--- INPUT DATA ---
>>>

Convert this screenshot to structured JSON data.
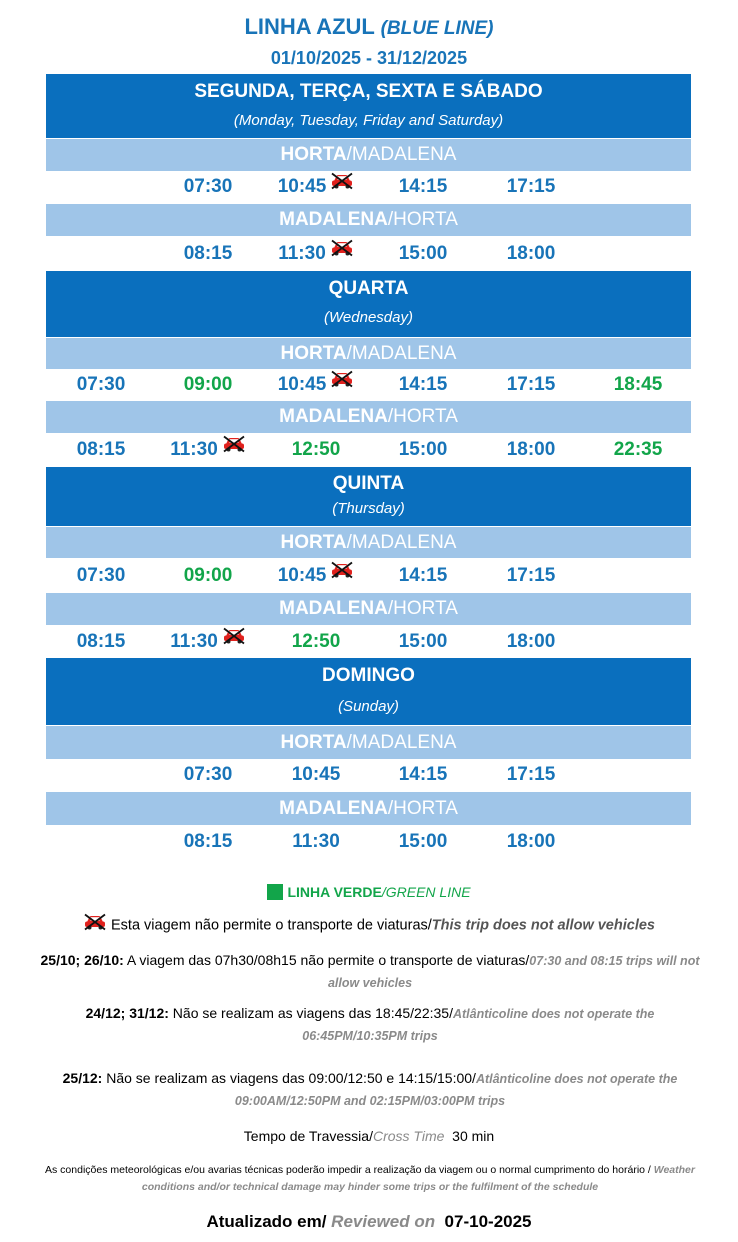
{
  "header": {
    "title_main": "LINHA AZUL",
    "title_sub": "(BLUE LINE)",
    "date_range": "01/10/2025 - 31/12/2025"
  },
  "sections": [
    {
      "day_pt": "SEGUNDA, TERÇA, SEXTA E SÁBADO",
      "day_en": "(Monday, Tuesday, Friday and Saturday)",
      "out_from": "HORTA",
      "out_to": "/MADALENA",
      "out_times": [
        "07:30",
        "10:45",
        "14:15",
        "17:15"
      ],
      "ret_from": "MADALENA",
      "ret_to": "/HORTA",
      "ret_times": [
        "08:15",
        "11:30",
        "15:00",
        "18:00"
      ]
    },
    {
      "day_pt": "QUARTA",
      "day_en": "(Wednesday)",
      "out_from": "HORTA",
      "out_to": "/MADALENA",
      "out_times": [
        "07:30",
        "09:00",
        "10:45",
        "14:15",
        "17:15",
        "18:45"
      ],
      "ret_from": "MADALENA",
      "ret_to": "/HORTA",
      "ret_times": [
        "08:15",
        "11:30",
        "12:50",
        "15:00",
        "18:00",
        "22:35"
      ]
    },
    {
      "day_pt": "QUINTA",
      "day_en": "(Thursday)",
      "out_from": "HORTA",
      "out_to": "/MADALENA",
      "out_times": [
        "07:30",
        "09:00",
        "10:45",
        "14:15",
        "17:15"
      ],
      "ret_from": "MADALENA",
      "ret_to": "/HORTA",
      "ret_times": [
        "08:15",
        "11:30",
        "12:50",
        "15:00",
        "18:00"
      ]
    },
    {
      "day_pt": "DOMINGO",
      "day_en": "(Sunday)",
      "out_from": "HORTA",
      "out_to": "/MADALENA",
      "out_times": [
        "07:30",
        "10:45",
        "14:15",
        "17:15"
      ],
      "ret_from": "MADALENA",
      "ret_to": "/HORTA",
      "ret_times": [
        "08:15",
        "11:30",
        "15:00",
        "18:00"
      ]
    }
  ],
  "colors": {
    "blue_line": "#1874b8",
    "green_line": "#12a54a",
    "band_dark": "#0a6fbe",
    "band_light": "#9fc5e8",
    "no_vehicle_icon": "#e0211d"
  },
  "legend": {
    "green_pt": "LINHA VERDE",
    "green_en": "/GREEN LINE",
    "no_vehicles_pt": "Esta viagem não permite o transporte de viaturas/",
    "no_vehicles_en": "This trip does not allow vehicles"
  },
  "notes": [
    {
      "dates": "25/10;  26/10:",
      "pt": " A viagem das 07h30/08h15 não permite o transporte de viaturas/",
      "en": "07:30 and 08:15 trips will not allow vehicles"
    },
    {
      "dates": "24/12; 31/12:",
      "pt": " Não se realizam as viagens das 18:45/22:35/",
      "en": "Atlânticoline does not operate the 06:45PM/10:35PM trips"
    },
    {
      "dates": "25/12:",
      "pt": " Não se realizam as viagens das 09:00/12:50 e 14:15/15:00/",
      "en": "Atlânticoline does not operate the 09:00AM/12:50PM and 02:15PM/03:00PM trips"
    }
  ],
  "crossing": {
    "pt": "Tempo de Travessia/",
    "en": "Cross Time",
    "value": "30 min"
  },
  "disclaimer": {
    "pt": "As condições meteorológicas e/ou avarias técnicas poderão impedir a realização da viagem ou o normal cumprimento do horário / ",
    "en": "Weather conditions and/or technical damage may hinder some trips or the fulfilment of the schedule"
  },
  "updated": {
    "pt": "Atualizado em/ ",
    "en": "Reviewed on",
    "date": "07-10-2025"
  }
}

<<<

Pictures in the records above should not be copied. Repeat everything else exactly.

Convert this screenshot to structured JSON data.
{
  "header": {
    "title_main": "LINHA AZUL",
    "title_sub": "(BLUE LINE)",
    "date_range": "01/10/2025 - 31/12/2025"
  },
  "sections": [
    {
      "day_pt": "SEGUNDA, TERÇA, SEXTA E SÁBADO",
      "day_en": "(Monday, Tuesday, Friday and Saturday)",
      "out_from": "HORTA",
      "out_to": "/MADALENA",
      "out_times": [
        "07:30",
        "10:45",
        "14:15",
        "17:15"
      ],
      "ret_from": "MADALENA",
      "ret_to": "/HORTA",
      "ret_times": [
        "08:15",
        "11:30",
        "15:00",
        "18:00"
      ]
    },
    {
      "day_pt": "QUARTA",
      "day_en": "(Wednesday)",
      "out_from": "HORTA",
      "out_to": "/MADALENA",
      "out_times": [
        "07:30",
        "09:00",
        "10:45",
        "14:15",
        "17:15",
        "18:45"
      ],
      "ret_from": "MADALENA",
      "ret_to": "/HORTA",
      "ret_times": [
        "08:15",
        "11:30",
        "12:50",
        "15:00",
        "18:00",
        "22:35"
      ]
    },
    {
      "day_pt": "QUINTA",
      "day_en": "(Thursday)",
      "out_from": "HORTA",
      "out_to": "/MADALENA",
      "out_times": [
        "07:30",
        "09:00",
        "10:45",
        "14:15",
        "17:15"
      ],
      "ret_from": "MADALENA",
      "ret_to": "/HORTA",
      "ret_times": [
        "08:15",
        "11:30",
        "12:50",
        "15:00",
        "18:00"
      ]
    },
    {
      "day_pt": "DOMINGO",
      "day_en": "(Sunday)",
      "out_from": "HORTA",
      "out_to": "/MADALENA",
      "out_times": [
        "07:30",
        "10:45",
        "14:15",
        "17:15"
      ],
      "ret_from": "MADALENA",
      "ret_to": "/HORTA",
      "ret_times": [
        "08:15",
        "11:30",
        "15:00",
        "18:00"
      ]
    }
  ],
  "colors": {
    "blue_line": "#1874b8",
    "green_line": "#12a54a",
    "band_dark": "#0a6fbe",
    "band_light": "#9fc5e8",
    "no_vehicle_icon": "#e0211d"
  },
  "legend": {
    "green_pt": "LINHA VERDE",
    "green_en": "/GREEN LINE",
    "no_vehicles_pt": "Esta viagem não permite o transporte de viaturas/",
    "no_vehicles_en": "This trip does not allow vehicles"
  },
  "notes": [
    {
      "dates": "25/10;  26/10:",
      "pt": " A viagem das 07h30/08h15 não permite o transporte de viaturas/",
      "en": "07:30 and 08:15 trips will not allow vehicles"
    },
    {
      "dates": "24/12; 31/12:",
      "pt": " Não se realizam as viagens das 18:45/22:35/",
      "en": "Atlânticoline does not operate the 06:45PM/10:35PM trips"
    },
    {
      "dates": "25/12:",
      "pt": " Não se realizam as viagens das 09:00/12:50 e 14:15/15:00/",
      "en": "Atlânticoline does not operate the 09:00AM/12:50PM and 02:15PM/03:00PM trips"
    }
  ],
  "crossing": {
    "pt": "Tempo de Travessia/",
    "en": "Cross Time",
    "value": "30 min"
  },
  "disclaimer": {
    "pt": "As condições meteorológicas e/ou avarias técnicas poderão impedir a realização da viagem ou o normal cumprimento do horário / ",
    "en": "Weather conditions and/or technical damage may hinder some trips or the fulfilment of the schedule"
  },
  "updated": {
    "pt": "Atualizado em/ ",
    "en": "Reviewed on",
    "date": "07-10-2025"
  }
}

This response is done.